What the task requires.
Reproduce all the entries exactly.

Records.
<<<<

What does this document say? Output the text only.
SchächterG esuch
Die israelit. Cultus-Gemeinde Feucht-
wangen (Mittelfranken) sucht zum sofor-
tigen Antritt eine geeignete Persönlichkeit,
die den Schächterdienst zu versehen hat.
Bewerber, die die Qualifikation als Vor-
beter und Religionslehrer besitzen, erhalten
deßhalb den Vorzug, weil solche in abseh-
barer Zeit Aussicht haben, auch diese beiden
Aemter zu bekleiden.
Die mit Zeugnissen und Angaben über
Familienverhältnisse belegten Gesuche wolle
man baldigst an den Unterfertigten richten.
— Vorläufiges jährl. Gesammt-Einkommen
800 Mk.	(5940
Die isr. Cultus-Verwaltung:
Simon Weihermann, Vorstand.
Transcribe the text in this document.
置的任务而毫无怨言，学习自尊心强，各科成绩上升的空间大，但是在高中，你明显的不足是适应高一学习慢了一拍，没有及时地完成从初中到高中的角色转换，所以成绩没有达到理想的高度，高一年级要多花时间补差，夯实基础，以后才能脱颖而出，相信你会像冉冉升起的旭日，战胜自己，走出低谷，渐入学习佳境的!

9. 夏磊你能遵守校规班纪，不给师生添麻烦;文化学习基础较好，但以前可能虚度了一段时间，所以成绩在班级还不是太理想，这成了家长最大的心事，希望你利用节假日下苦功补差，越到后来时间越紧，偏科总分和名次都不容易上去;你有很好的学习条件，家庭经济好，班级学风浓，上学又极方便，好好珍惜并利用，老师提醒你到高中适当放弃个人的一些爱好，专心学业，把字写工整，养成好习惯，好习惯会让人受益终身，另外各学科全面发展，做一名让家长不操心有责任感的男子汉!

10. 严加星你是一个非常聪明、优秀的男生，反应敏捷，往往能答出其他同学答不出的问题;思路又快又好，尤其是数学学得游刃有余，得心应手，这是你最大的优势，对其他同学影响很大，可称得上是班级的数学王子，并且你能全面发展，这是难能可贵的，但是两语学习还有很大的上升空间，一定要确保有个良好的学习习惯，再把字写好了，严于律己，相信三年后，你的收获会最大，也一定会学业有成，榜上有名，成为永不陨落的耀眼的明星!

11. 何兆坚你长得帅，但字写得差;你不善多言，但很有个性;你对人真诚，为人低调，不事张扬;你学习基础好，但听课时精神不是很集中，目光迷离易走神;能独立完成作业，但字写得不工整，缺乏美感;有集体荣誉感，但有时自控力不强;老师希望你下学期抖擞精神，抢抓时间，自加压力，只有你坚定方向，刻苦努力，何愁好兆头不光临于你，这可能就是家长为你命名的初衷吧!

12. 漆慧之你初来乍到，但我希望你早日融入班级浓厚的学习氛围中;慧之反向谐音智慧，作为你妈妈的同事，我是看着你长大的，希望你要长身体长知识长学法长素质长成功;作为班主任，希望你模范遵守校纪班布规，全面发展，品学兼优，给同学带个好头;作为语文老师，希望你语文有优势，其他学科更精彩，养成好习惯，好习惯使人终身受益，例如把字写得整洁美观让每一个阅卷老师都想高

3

>>>>

Answer.
What does this document say? Output the text only.
SchächterG esuch
Die israelit. Cultus-Gemeinde Feucht-
wangen (Mittelfranken) sucht zum sofor-
tigen Antritt eine geeignete Persönlichkeit,
die den Schächterdienst zu versehen hat.
Bewerber, die die Qualifikation als Vor-
beter und Religionslehrer besitzen, erhalten
deßhalb den Vorzug, weil solche in abseh-
barer Zeit Aussicht haben, auch diese beiden
Aemter zu bekleiden.
Die mit Zeugnissen und Angaben über
Familienverhältnisse belegten Gesuche wolle
man baldigst an den Unterfertigten richten.
— Vorläufiges jährl. Gesammt-Einkommen
800 Mk.	(5940
Die isr. Cultus-Verwaltung:
Simon Weihermann, Vorstand.
Transcribe the text in this document.
置的任务而毫无怨言，学习自尊心强，各科成绩上升的空间大，但是在高中，你明显的不足是适应高一学习慢了一拍，没有及时地完成从初中到高中的角色转换，所以成绩没有达到理想的高度，高一年级要多花时间补差，夯实基础，以后才能脱颖而出，相信你会像冉冉升起的旭日，战胜自己，走出低谷，渐入学习佳境的!

9. 夏磊你能遵守校规班纪，不给师生添麻烦;文化学习基础较好，但以前可能虚度了一段时间，所以成绩在班级还不是太理想，这成了家长最大的心事，希望你利用节假日下苦功补差，越到后来时间越紧，偏科总分和名次都不容易上去;你有很好的学习条件，家庭经济好，班级学风浓，上学又极方便，好好珍惜并利用，老师提醒你到高中适当放弃个人的一些爱好，专心学业，把字写工整，养成好习惯，好习惯会让人受益终身，另外各学科全面发展，做一名让家长不操心有责任感的男子汉!

10. 严加星你是一个非常聪明、优秀的男生，反应敏捷，往往能答出其他同学答不出的问题;思路又快又好，尤其是数学学得游刃有余，得心应手，这是你最大的优势，对其他同学影响很大，可称得上是班级的数学王子，并且你能全面发展，这是难能可贵的，但是两语学习还有很大的上升空间，一定要确保有个良好的学习习惯，再把字写好了，严于律己，相信三年后，你的收获会最大，也一定会学业有成，榜上有名，成为永不陨落的耀眼的明星!

11. 何兆坚你长得帅，但字写得差;你不善多言，但很有个性;你对人真诚，为人低调，不事张扬;你学习基础好，但听课时精神不是很集中，目光迷离易走神;能独立完成作业，但字写得不工整，缺乏美感;有集体荣誉感，但有时自控力不强;老师希望你下学期抖擞精神，抢抓时间，自加压力，只有你坚定方向，刻苦努力，何愁好兆头不光临于你，这可能就是家长为你命名的初衷吧!

12. 漆慧之你初来乍到，但我希望你早日融入班级浓厚的学习氛围中;慧之反向谐音智慧，作为你妈妈的同事，我是看着你长大的，希望你要长身体长知识长学法长素质长成功;作为班主任，希望你模范遵守校纪班布规，全面发展，品学兼优，给同学带个好头;作为语文老师，希望你语文有优势，其他学科更精彩，养成好习惯，好习惯使人终身受益，例如把字写得整洁美观让每一个阅卷老师都想高

3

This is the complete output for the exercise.